# WHAT IS ASKED
Scan the listing below. Report each line that includes "BRECON".
= = = =
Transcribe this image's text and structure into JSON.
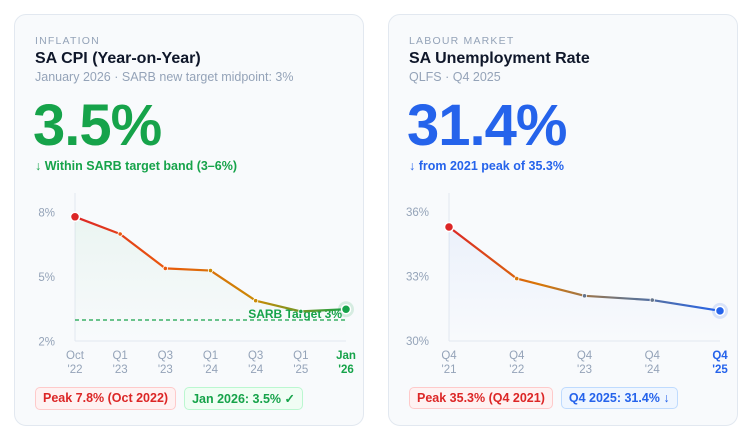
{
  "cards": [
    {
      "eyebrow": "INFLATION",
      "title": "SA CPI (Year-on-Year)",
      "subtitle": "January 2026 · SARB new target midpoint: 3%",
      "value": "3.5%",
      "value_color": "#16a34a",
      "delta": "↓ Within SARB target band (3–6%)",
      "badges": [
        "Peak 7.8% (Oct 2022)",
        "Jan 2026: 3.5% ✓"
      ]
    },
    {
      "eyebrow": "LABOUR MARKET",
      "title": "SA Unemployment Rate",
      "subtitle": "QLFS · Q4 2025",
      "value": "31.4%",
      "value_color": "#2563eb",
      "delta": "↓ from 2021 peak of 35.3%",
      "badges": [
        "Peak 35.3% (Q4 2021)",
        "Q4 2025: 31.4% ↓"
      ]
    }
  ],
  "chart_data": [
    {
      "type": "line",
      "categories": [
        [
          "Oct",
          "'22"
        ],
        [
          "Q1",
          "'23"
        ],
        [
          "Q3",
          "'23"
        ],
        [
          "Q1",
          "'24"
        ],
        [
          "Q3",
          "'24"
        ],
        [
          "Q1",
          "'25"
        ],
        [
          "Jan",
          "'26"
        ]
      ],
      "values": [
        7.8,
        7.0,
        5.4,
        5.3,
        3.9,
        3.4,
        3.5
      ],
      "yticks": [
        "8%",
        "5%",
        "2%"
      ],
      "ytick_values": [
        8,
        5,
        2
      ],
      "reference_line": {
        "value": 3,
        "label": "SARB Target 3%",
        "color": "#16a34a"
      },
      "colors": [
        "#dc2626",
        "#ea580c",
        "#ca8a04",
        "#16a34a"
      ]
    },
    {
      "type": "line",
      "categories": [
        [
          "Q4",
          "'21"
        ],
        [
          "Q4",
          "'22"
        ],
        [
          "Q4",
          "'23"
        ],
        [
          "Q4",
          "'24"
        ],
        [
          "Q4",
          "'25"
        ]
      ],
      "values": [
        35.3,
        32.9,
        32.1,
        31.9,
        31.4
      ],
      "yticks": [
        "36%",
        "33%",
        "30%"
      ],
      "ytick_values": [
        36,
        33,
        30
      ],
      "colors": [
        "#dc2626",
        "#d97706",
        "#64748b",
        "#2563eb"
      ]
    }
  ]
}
= = = =
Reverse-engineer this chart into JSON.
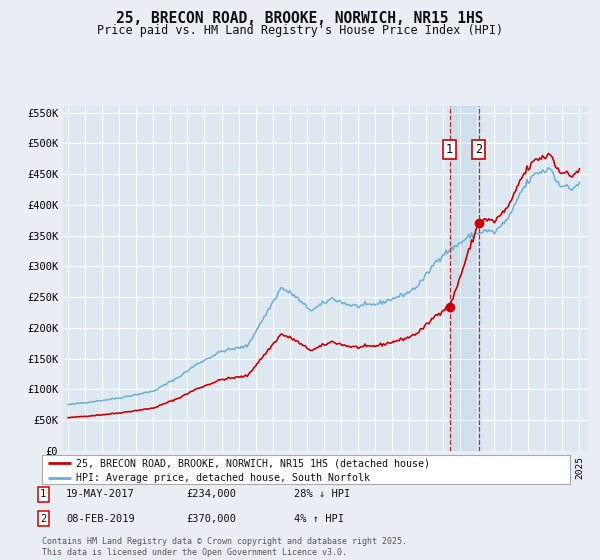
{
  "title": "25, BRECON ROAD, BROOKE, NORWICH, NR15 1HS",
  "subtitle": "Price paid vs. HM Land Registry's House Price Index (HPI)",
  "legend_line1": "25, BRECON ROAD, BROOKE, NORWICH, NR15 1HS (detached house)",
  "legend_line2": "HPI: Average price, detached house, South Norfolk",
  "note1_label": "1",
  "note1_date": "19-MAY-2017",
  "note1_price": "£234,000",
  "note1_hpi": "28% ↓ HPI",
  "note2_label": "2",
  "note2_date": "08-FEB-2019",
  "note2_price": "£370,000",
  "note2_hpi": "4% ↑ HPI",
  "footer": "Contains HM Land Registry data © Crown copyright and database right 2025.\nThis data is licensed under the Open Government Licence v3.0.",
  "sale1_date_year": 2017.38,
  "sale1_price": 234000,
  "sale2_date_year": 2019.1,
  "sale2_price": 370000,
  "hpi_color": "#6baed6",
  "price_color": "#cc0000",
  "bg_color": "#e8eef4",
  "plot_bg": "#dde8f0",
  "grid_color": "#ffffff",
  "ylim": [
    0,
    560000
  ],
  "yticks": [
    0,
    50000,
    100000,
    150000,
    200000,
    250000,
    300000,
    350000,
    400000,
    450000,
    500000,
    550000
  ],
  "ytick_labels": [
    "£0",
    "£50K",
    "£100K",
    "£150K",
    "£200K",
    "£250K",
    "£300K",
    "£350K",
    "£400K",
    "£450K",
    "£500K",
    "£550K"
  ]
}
= = = =
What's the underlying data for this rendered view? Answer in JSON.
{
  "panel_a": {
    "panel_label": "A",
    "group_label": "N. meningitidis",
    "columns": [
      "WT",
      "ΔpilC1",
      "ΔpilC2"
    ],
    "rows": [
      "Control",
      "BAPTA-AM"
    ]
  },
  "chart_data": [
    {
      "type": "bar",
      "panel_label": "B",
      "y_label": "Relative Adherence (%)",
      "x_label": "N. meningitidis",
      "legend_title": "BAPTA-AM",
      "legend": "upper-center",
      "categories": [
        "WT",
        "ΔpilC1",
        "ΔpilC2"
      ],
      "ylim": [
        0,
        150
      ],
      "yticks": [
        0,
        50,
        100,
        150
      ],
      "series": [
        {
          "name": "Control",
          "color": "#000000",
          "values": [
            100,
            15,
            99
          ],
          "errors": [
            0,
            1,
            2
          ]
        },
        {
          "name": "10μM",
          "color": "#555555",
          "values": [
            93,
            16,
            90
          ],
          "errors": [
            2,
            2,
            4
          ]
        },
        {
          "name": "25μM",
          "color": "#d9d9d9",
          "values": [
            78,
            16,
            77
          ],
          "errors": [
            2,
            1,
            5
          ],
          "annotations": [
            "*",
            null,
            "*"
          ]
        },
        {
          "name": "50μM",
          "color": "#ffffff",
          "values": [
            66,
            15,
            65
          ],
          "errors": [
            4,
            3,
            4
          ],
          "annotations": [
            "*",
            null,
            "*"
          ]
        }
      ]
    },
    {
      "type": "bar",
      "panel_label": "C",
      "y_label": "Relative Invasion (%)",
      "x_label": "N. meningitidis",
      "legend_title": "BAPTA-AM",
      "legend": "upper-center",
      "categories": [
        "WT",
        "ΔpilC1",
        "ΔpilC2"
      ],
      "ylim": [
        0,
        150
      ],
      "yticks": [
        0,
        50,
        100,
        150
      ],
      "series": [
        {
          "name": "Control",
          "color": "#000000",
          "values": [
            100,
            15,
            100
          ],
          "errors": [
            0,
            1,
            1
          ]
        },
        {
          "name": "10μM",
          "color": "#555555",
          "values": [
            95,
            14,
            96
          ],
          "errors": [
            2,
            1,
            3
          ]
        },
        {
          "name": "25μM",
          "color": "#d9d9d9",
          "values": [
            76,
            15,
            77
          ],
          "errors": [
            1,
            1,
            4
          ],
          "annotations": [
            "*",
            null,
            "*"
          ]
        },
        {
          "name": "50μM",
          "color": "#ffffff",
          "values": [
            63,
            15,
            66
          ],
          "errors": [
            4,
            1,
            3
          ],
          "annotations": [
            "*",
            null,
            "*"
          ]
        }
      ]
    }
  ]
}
= = = =
# ANSWER TO THIS TASK
  "title": "25, BRECON ROAD, BROOKE, NORWICH, NR15 1HS",
  "legend_line1": "25, BRECON ROAD, BROOKE, NORWICH, NR15 1HS (detached house)",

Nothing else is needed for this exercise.